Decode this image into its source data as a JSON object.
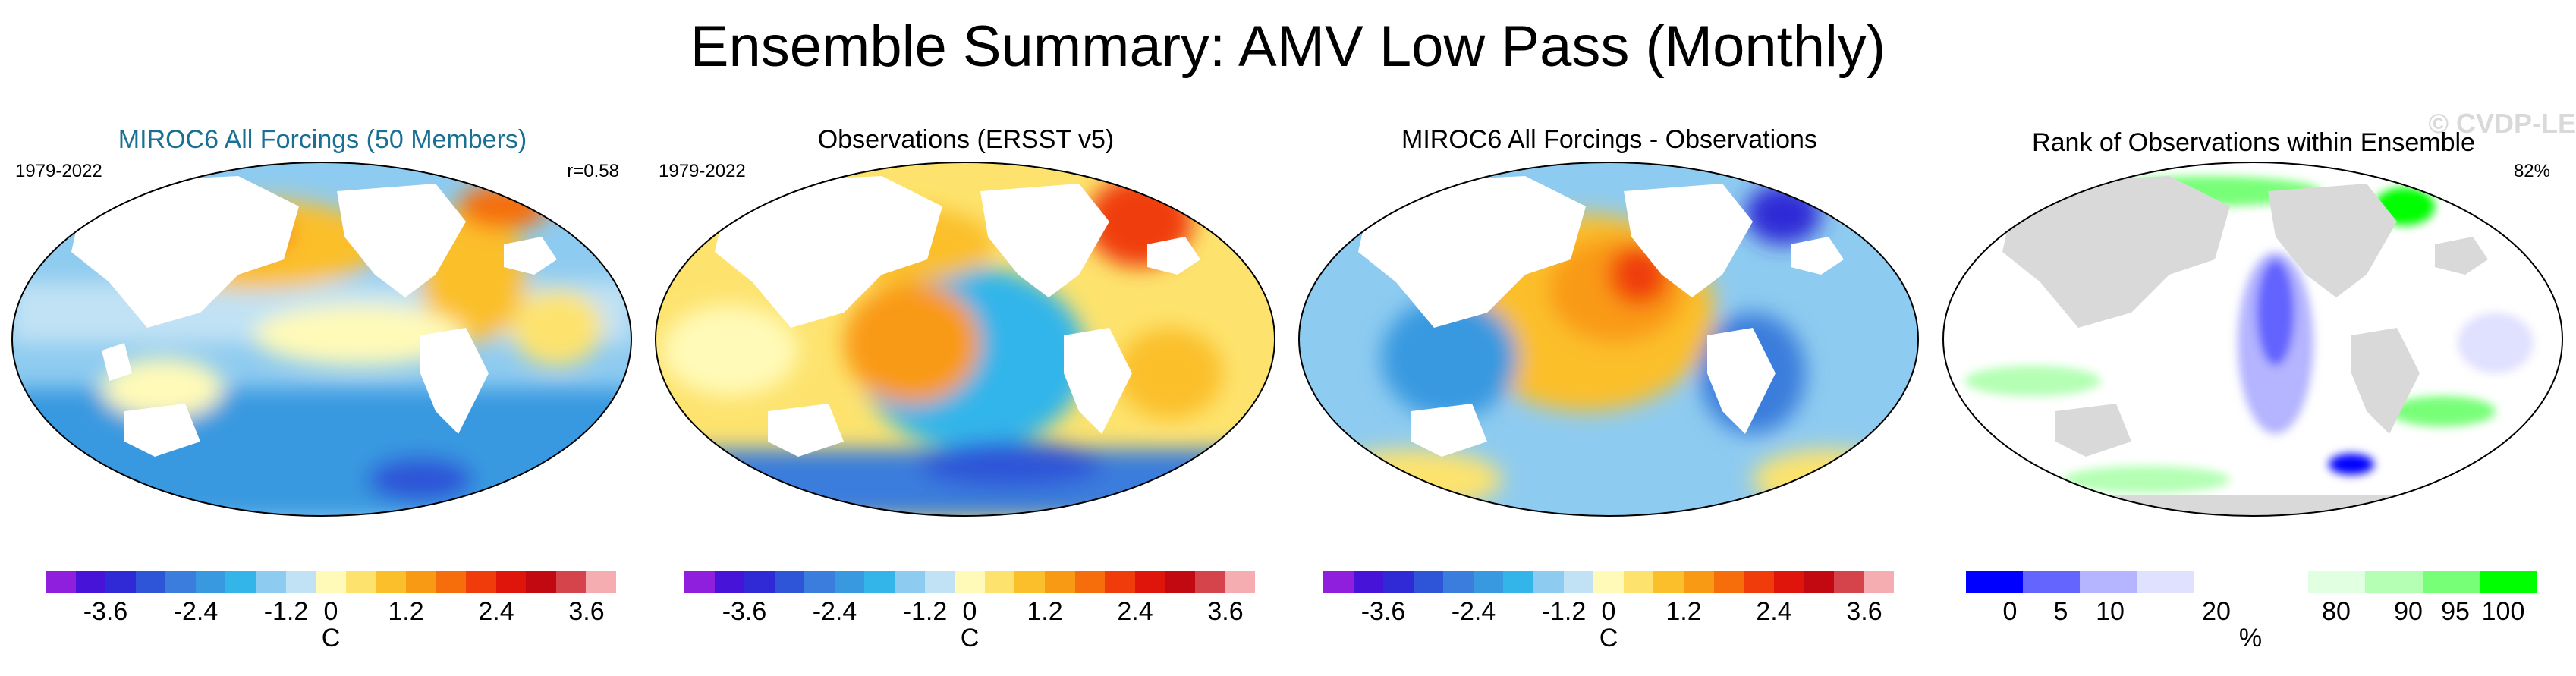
{
  "title": "Ensemble Summary: AMV Low Pass (Monthly)",
  "watermark": "© CVDP-LE",
  "panels": [
    {
      "title": "MIROC6 All Forcings (50 Members)",
      "period": "1979-2022",
      "stat": "r=0.58"
    },
    {
      "title": "Observations (ERSST v5)",
      "period": "1979-2022",
      "stat": ""
    },
    {
      "title": "MIROC6 All Forcings - Observations",
      "period": "",
      "stat": ""
    },
    {
      "title": "Rank of Observations within Ensemble",
      "period": "",
      "stat": "82%"
    }
  ],
  "temperature_colorbar": {
    "colors": [
      "#8f1fdc",
      "#4713d8",
      "#2f2ad6",
      "#2e55d8",
      "#3a7ddc",
      "#3899e0",
      "#33b5ea",
      "#8ecbf0",
      "#c1e2f4",
      "#fffab8",
      "#fde36e",
      "#fbbf2b",
      "#f99a14",
      "#f66e0c",
      "#f03c0a",
      "#df140a",
      "#c20810",
      "#d4444a",
      "#f6adb2"
    ],
    "ticks": [
      "-3.6",
      "-2.4",
      "-1.2",
      "0",
      "1.2",
      "2.4",
      "3.6"
    ],
    "unit": "C"
  },
  "rank_colorbar": {
    "colors": [
      "#0000ff",
      "#6464ff",
      "#b4b4ff",
      "#e0e0ff",
      "#ffffff",
      "#e1ffe1",
      "#b4ffb4",
      "#78ff78",
      "#00ff00"
    ],
    "ticks": [
      "0",
      "5",
      "10",
      "20",
      "80",
      "90",
      "95",
      "100"
    ],
    "unit": "%"
  }
}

.....

● **THE REQUEST**: Only lines holding the string "Forcings" are wanted; gather each one from the entries above.

● **ANSWER FOR THIS EXERCISE**:
      "title": "MIROC6 All Forcings (50 Members)",
      "title": "MIROC6 All Forcings - Observations",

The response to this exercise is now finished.